Given entries:
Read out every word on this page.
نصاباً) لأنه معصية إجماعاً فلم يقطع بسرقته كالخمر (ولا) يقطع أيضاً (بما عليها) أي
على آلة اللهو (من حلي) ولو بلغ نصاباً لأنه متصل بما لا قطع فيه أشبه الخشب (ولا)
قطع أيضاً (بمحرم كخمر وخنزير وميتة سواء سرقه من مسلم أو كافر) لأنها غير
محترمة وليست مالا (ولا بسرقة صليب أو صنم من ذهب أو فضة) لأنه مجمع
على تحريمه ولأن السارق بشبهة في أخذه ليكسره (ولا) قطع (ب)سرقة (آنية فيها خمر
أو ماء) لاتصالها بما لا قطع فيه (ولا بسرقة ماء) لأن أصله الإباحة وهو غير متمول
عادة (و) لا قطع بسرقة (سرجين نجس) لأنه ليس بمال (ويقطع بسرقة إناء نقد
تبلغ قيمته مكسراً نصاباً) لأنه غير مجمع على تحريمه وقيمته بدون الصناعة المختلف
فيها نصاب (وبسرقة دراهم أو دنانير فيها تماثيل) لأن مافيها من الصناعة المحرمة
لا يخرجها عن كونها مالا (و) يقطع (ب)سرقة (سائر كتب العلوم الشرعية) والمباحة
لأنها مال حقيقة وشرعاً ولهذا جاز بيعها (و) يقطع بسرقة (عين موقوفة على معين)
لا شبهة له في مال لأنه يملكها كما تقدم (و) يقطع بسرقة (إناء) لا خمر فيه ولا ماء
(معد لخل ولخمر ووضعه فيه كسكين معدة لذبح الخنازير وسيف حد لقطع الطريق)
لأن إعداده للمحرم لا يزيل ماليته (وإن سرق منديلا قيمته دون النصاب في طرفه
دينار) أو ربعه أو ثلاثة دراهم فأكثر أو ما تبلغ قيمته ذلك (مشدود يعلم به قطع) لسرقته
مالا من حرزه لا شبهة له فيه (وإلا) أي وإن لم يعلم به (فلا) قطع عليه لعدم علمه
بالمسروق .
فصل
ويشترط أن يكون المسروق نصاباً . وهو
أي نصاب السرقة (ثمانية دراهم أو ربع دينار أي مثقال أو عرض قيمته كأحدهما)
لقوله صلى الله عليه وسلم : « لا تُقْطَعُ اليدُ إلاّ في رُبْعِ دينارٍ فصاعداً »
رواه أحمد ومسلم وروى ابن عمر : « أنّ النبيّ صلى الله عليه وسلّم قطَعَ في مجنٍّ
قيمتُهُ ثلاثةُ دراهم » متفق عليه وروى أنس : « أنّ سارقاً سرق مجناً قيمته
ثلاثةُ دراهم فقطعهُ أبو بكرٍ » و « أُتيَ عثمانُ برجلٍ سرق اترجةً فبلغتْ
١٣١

Task to carry out: Copy all of the data exactly.

Solution for this problem:
Read out every word on this page.
نصاباً) لأنه معصية إجماعاً فلم يقطع بسرقته كالخمر (ولا) يقطع أيضاً (بما عليها) أي
على آلة اللهو (من حلي) ولو بلغ نصاباً لأنه متصل بما لا قطع فيه أشبه الخشب (ولا)
قطع أيضاً (بمحرم كخمر وخنزير وميتة سواء سرقه من مسلم أو كافر) لأنها غير
محترمة وليست مالا (ولا بسرقة صليب أو صنم من ذهب أو فضة) لأنه مجمع
على تحريمه ولأن السارق بشبهة في أخذه ليكسره (ولا) قطع (ب)سرقة (آنية فيها خمر
أو ماء) لاتصالها بما لا قطع فيه (ولا بسرقة ماء) لأن أصله الإباحة وهو غير متمول
عادة (و) لا قطع بسرقة (سرجين نجس) لأنه ليس بمال (ويقطع بسرقة إناء نقد
تبلغ قيمته مكسراً نصاباً) لأنه غير مجمع على تحريمه وقيمته بدون الصناعة المختلف
فيها نصاب (وبسرقة دراهم أو دنانير فيها تماثيل) لأن مافيها من الصناعة المحرمة
لا يخرجها عن كونها مالا (و) يقطع (ب)سرقة (سائر كتب العلوم الشرعية) والمباحة
لأنها مال حقيقة وشرعاً ولهذا جاز بيعها (و) يقطع بسرقة (عين موقوفة على معين)
لا شبهة له في مال لأنه يملكها كما تقدم (و) يقطع بسرقة (إناء) لا خمر فيه ولا ماء
(معد لخل ولخمر ووضعه فيه كسكين معدة لذبح الخنازير وسيف حد لقطع الطريق)
لأن إعداده للمحرم لا يزيل ماليته (وإن سرق منديلا قيمته دون النصاب في طرفه
دينار) أو ربعه أو ثلاثة دراهم فأكثر أو ما تبلغ قيمته ذلك (مشدود يعلم به قطع) لسرقته
مالا من حرزه لا شبهة له فيه (وإلا) أي وإن لم يعلم به (فلا) قطع عليه لعدم علمه
بالمسروق .
فصل
ويشترط أن يكون المسروق نصاباً . وهو
أي نصاب السرقة (ثمانية دراهم أو ربع دينار أي مثقال أو عرض قيمته كأحدهما)
لقوله صلى الله عليه وسلم : « لا تُقْطَعُ اليدُ إلاّ في رُبْعِ دينارٍ فصاعداً »
رواه أحمد ومسلم وروى ابن عمر : « أنّ النبيّ صلى الله عليه وسلّم قطَعَ في مجنٍّ
قيمتُهُ ثلاثةُ دراهم » متفق عليه وروى أنس : « أنّ سارقاً سرق مجناً قيمته
ثلاثةُ دراهم فقطعهُ أبو بكرٍ » و « أُتيَ عثمانُ برجلٍ سرق اترجةً فبلغتْ
١٣١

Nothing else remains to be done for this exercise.